### GIVEN INSTRUCTION
Count how many lines contain the word "JSON". Respond with the number alone.

Dataset entries
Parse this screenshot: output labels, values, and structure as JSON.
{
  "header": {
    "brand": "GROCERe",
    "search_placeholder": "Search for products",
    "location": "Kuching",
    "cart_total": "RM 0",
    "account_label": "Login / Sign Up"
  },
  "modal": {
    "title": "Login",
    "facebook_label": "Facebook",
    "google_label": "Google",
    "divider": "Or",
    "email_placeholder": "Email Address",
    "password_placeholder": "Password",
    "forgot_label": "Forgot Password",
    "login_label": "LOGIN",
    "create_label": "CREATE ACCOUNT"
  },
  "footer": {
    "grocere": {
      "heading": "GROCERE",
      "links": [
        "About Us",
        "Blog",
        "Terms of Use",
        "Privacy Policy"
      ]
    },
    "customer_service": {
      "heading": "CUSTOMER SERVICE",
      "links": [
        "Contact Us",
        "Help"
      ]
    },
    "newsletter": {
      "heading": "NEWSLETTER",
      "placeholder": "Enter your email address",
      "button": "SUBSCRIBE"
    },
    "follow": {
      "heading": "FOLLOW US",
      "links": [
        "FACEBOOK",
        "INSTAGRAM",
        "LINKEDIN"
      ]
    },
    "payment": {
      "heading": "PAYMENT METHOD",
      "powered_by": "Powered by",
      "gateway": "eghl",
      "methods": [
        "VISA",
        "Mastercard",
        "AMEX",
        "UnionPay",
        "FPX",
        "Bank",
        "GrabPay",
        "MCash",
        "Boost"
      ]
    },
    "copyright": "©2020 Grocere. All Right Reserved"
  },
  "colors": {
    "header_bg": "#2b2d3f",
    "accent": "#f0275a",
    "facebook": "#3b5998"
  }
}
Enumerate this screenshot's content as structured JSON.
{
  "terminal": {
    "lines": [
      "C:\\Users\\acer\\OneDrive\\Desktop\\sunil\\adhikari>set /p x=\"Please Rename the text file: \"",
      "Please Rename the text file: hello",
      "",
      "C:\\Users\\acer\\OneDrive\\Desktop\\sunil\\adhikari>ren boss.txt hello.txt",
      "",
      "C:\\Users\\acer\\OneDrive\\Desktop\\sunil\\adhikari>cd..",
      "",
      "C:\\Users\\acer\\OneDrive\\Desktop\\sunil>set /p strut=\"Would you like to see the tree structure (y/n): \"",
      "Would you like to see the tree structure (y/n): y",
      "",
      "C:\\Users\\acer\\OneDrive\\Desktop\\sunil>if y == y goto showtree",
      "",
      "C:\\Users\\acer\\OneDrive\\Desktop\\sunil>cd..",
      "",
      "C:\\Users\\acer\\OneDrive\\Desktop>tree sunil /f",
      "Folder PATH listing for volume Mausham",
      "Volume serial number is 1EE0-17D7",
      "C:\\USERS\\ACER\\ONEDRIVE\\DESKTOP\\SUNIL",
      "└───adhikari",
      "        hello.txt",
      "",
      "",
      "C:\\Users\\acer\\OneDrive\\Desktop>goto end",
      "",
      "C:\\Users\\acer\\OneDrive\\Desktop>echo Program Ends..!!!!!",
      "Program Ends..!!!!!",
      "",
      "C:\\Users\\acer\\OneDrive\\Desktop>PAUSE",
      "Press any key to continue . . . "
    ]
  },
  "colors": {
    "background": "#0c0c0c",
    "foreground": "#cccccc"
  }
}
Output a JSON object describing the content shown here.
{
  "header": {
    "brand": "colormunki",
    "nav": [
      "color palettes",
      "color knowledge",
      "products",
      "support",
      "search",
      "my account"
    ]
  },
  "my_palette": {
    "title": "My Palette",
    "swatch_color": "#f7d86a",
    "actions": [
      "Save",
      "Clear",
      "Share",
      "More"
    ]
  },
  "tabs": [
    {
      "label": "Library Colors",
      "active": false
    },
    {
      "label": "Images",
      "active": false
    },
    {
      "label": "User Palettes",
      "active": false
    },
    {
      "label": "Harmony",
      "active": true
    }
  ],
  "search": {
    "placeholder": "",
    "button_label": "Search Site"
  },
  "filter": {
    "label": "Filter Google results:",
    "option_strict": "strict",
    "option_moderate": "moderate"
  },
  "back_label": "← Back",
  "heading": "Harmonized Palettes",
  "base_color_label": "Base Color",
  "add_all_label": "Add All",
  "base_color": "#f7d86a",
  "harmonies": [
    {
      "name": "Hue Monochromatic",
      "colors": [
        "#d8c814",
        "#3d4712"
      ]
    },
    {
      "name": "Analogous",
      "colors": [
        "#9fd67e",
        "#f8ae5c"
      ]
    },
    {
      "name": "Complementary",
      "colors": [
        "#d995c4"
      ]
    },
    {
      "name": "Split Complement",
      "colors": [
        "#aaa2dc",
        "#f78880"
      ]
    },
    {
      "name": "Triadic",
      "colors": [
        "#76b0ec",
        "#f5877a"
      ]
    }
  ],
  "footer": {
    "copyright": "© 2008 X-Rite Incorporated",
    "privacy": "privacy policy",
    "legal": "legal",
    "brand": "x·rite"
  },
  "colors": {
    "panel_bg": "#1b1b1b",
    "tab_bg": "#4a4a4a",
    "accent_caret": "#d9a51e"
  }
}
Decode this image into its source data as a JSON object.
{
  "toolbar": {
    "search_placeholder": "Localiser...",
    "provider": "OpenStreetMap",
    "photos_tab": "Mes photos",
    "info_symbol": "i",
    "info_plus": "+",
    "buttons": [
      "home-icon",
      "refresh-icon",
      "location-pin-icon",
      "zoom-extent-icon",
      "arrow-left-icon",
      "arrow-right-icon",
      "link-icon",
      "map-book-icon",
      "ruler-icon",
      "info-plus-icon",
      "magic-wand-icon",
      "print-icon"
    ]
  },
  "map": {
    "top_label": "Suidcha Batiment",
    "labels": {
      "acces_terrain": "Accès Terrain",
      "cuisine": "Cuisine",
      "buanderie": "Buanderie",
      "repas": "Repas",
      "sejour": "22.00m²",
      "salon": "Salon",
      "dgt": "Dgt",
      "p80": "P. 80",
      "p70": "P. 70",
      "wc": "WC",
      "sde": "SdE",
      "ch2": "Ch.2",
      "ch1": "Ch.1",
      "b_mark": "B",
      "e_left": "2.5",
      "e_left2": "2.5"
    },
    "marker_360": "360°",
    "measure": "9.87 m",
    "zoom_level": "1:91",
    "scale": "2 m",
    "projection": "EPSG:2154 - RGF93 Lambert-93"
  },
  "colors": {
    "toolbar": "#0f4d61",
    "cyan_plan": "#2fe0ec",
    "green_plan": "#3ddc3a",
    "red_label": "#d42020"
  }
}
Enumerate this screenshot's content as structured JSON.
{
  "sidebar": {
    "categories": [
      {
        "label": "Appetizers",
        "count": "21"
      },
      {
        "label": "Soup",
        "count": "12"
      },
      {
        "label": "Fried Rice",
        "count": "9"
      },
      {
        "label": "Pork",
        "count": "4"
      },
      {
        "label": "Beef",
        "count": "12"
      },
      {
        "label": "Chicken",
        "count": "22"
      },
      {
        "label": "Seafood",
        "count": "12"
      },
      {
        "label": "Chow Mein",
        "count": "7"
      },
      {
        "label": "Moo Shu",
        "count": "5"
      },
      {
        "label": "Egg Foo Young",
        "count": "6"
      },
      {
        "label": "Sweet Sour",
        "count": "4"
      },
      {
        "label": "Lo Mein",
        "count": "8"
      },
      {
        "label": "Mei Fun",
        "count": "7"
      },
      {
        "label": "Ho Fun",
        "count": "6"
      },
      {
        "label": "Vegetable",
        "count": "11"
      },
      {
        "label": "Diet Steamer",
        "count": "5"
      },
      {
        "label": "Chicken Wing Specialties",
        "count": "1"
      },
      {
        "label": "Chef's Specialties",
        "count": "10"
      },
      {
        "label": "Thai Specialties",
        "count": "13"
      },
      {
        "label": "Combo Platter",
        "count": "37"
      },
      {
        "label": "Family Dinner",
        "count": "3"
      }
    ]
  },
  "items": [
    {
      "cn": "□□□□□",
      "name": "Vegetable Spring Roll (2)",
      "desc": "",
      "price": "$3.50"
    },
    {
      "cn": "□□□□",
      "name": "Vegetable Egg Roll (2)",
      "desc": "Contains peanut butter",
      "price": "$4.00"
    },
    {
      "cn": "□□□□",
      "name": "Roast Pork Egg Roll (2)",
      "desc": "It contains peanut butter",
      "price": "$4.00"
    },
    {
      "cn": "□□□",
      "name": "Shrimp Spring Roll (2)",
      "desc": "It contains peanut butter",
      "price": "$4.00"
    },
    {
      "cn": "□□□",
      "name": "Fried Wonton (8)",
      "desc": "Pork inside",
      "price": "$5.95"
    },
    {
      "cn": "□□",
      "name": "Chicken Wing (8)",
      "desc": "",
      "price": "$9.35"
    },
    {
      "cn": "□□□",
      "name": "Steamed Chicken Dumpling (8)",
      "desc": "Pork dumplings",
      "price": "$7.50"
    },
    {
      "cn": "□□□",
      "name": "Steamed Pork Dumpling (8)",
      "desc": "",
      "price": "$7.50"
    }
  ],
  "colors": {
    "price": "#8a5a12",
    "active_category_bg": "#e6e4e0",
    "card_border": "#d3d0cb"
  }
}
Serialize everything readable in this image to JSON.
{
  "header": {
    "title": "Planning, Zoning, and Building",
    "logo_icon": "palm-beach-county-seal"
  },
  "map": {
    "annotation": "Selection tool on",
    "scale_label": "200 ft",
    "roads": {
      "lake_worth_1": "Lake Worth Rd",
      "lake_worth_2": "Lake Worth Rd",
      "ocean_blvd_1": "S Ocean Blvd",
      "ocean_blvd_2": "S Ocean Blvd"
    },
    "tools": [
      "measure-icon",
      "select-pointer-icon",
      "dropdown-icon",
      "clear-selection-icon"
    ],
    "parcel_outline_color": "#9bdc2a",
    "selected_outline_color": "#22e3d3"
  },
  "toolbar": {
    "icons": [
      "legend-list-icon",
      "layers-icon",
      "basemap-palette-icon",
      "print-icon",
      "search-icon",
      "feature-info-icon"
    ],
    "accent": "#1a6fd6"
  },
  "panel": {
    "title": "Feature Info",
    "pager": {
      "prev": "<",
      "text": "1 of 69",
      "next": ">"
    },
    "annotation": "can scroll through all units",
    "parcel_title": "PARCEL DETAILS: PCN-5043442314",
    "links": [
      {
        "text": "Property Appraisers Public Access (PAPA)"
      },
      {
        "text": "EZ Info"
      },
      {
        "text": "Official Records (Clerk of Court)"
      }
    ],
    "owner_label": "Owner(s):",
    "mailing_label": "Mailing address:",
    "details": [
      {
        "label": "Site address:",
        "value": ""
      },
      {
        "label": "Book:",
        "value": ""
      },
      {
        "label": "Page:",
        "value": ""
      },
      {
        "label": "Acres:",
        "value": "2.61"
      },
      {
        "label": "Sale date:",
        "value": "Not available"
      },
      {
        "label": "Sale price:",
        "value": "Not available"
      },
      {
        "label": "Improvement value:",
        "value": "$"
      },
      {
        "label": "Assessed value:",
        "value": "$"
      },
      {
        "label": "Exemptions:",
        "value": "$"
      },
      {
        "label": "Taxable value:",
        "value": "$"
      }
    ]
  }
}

### SOLVED PROBLEM
6